** Start **

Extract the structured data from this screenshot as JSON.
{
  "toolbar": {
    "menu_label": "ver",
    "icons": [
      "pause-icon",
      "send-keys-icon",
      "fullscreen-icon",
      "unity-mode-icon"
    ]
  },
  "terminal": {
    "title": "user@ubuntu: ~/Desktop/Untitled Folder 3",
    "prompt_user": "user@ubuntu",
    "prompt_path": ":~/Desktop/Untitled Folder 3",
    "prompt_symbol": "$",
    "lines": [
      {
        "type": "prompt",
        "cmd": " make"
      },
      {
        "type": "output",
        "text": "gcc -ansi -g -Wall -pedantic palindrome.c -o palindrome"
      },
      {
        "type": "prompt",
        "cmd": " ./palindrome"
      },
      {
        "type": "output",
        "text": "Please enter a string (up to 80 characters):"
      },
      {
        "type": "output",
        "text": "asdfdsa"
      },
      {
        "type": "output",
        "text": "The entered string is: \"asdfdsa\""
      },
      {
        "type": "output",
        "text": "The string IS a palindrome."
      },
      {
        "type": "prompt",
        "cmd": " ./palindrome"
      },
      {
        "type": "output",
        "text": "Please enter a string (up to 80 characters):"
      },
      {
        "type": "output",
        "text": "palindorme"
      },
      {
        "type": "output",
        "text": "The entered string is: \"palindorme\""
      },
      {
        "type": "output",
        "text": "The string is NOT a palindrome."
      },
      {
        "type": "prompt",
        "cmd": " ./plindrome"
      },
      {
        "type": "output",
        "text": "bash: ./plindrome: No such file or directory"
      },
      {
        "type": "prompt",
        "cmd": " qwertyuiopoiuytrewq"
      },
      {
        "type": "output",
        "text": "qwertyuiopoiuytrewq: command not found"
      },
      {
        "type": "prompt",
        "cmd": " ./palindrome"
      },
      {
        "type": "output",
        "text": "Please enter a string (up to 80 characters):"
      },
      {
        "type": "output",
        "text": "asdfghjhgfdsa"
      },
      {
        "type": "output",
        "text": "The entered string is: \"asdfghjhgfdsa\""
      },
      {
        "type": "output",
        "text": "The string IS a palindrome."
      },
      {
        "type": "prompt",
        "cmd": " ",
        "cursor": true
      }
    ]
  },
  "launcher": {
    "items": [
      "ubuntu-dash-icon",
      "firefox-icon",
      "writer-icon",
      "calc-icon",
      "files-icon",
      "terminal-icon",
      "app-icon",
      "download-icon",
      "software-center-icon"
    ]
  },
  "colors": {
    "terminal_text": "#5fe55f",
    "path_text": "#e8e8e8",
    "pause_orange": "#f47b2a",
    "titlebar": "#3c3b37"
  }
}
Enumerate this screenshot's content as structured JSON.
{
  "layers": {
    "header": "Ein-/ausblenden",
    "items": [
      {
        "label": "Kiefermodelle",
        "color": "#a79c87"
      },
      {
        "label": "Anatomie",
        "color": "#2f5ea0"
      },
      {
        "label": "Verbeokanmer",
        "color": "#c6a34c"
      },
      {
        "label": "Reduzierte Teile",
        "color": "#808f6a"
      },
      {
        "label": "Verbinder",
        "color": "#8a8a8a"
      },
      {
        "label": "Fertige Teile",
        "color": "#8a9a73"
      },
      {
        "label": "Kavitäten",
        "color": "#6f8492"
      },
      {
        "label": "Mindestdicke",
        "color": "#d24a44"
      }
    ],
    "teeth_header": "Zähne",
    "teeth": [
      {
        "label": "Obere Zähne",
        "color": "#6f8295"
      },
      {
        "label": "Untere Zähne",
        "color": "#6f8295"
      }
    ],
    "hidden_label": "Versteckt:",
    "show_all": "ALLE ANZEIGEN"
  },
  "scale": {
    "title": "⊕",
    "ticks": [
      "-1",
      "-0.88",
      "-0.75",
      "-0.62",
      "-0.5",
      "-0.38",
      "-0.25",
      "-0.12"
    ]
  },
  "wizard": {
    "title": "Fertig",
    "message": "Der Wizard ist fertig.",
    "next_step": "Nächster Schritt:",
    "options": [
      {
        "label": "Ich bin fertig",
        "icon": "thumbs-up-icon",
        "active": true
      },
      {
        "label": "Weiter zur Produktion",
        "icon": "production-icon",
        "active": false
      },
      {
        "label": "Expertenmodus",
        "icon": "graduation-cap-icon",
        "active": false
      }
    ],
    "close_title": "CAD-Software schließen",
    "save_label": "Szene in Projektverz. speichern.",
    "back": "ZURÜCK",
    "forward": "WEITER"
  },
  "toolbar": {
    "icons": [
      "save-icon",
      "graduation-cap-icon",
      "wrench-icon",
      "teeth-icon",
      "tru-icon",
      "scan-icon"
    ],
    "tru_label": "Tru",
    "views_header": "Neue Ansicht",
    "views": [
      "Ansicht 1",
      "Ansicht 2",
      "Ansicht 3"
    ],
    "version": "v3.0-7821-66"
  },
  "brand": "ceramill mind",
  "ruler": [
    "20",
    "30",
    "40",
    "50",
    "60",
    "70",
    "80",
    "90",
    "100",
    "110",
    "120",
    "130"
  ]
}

** End **

** TASK DIRECTIONS **
Extract the whole listing, character for character.

** SOLVED PROBLEM **
Extract the structured data from this screenshot as JSON.
{
  "toolbar": {
    "menu_label": "ver",
    "icons": [
      "pause-icon",
      "send-keys-icon",
      "fullscreen-icon",
      "unity-mode-icon"
    ]
  },
  "terminal": {
    "title": "user@ubuntu: ~/Desktop/Untitled Folder 3",
    "prompt_user": "user@ubuntu",
    "prompt_path": ":~/Desktop/Untitled Folder 3",
    "prompt_symbol": "$",
    "lines": [
      {
        "type": "prompt",
        "cmd": " make"
      },
      {
        "type": "output",
        "text": "gcc -ansi -g -Wall -pedantic palindrome.c -o palindrome"
      },
      {
        "type": "prompt",
        "cmd": " ./palindrome"
      },
      {
        "type": "output",
        "text": "Please enter a string (up to 80 characters):"
      },
      {
        "type": "output",
        "text": "asdfdsa"
      },
      {
        "type": "output",
        "text": "The entered string is: \"asdfdsa\""
      },
      {
        "type": "output",
        "text": "The string IS a palindrome."
      },
      {
        "type": "prompt",
        "cmd": " ./palindrome"
      },
      {
        "type": "output",
        "text": "Please enter a string (up to 80 characters):"
      },
      {
        "type": "output",
        "text": "palindorme"
      },
      {
        "type": "output",
        "text": "The entered string is: \"palindorme\""
      },
      {
        "type": "output",
        "text": "The string is NOT a palindrome."
      },
      {
        "type": "prompt",
        "cmd": " ./plindrome"
      },
      {
        "type": "output",
        "text": "bash: ./plindrome: No such file or directory"
      },
      {
        "type": "prompt",
        "cmd": " qwertyuiopoiuytrewq"
      },
      {
        "type": "output",
        "text": "qwertyuiopoiuytrewq: command not found"
      },
      {
        "type": "prompt",
        "cmd": " ./palindrome"
      },
      {
        "type": "output",
        "text": "Please enter a string (up to 80 characters):"
      },
      {
        "type": "output",
        "text": "asdfghjhgfdsa"
      },
      {
        "type": "output",
        "text": "The entered string is: \"asdfghjhgfdsa\""
      },
      {
        "type": "output",
        "text": "The string IS a palindrome."
      },
      {
        "type": "prompt",
        "cmd": " ",
        "cursor": true
      }
    ]
  },
  "launcher": {
    "items": [
      "ubuntu-dash-icon",
      "firefox-icon",
      "writer-icon",
      "calc-icon",
      "files-icon",
      "terminal-icon",
      "app-icon",
      "download-icon",
      "software-center-icon"
    ]
  },
  "colors": {
    "terminal_text": "#5fe55f",
    "path_text": "#e8e8e8",
    "pause_orange": "#f47b2a",
    "titlebar": "#3c3b37"
  }
}
Enumerate this screenshot's content as structured JSON.
{
  "layers": {
    "header": "Ein-/ausblenden",
    "items": [
      {
        "label": "Kiefermodelle",
        "color": "#a79c87"
      },
      {
        "label": "Anatomie",
        "color": "#2f5ea0"
      },
      {
        "label": "Verbeokanmer",
        "color": "#c6a34c"
      },
      {
        "label": "Reduzierte Teile",
        "color": "#808f6a"
      },
      {
        "label": "Verbinder",
        "color": "#8a8a8a"
      },
      {
        "label": "Fertige Teile",
        "color": "#8a9a73"
      },
      {
        "label": "Kavitäten",
        "color": "#6f8492"
      },
      {
        "label": "Mindestdicke",
        "color": "#d24a44"
      }
    ],
    "teeth_header": "Zähne",
    "teeth": [
      {
        "label": "Obere Zähne",
        "color": "#6f8295"
      },
      {
        "label": "Untere Zähne",
        "color": "#6f8295"
      }
    ],
    "hidden_label": "Versteckt:",
    "show_all": "ALLE ANZEIGEN"
  },
  "scale": {
    "title": "⊕",
    "ticks": [
      "-1",
      "-0.88",
      "-0.75",
      "-0.62",
      "-0.5",
      "-0.38",
      "-0.25",
      "-0.12"
    ]
  },
  "wizard": {
    "title": "Fertig",
    "message": "Der Wizard ist fertig.",
    "next_step": "Nächster Schritt:",
    "options": [
      {
        "label": "Ich bin fertig",
        "icon": "thumbs-up-icon",
        "active": true
      },
      {
        "label": "Weiter zur Produktion",
        "icon": "production-icon",
        "active": false
      },
      {
        "label": "Expertenmodus",
        "icon": "graduation-cap-icon",
        "active": false
      }
    ],
    "close_title": "CAD-Software schließen",
    "save_label": "Szene in Projektverz. speichern.",
    "back": "ZURÜCK",
    "forward": "WEITER"
  },
  "toolbar": {
    "icons": [
      "save-icon",
      "graduation-cap-icon",
      "wrench-icon",
      "teeth-icon",
      "tru-icon",
      "scan-icon"
    ],
    "tru_label": "Tru",
    "views_header": "Neue Ansicht",
    "views": [
      "Ansicht 1",
      "Ansicht 2",
      "Ansicht 3"
    ],
    "version": "v3.0-7821-66"
  },
  "brand": "ceramill mind",
  "ruler": [
    "20",
    "30",
    "40",
    "50",
    "60",
    "70",
    "80",
    "90",
    "100",
    "110",
    "120",
    "130"
  ]
}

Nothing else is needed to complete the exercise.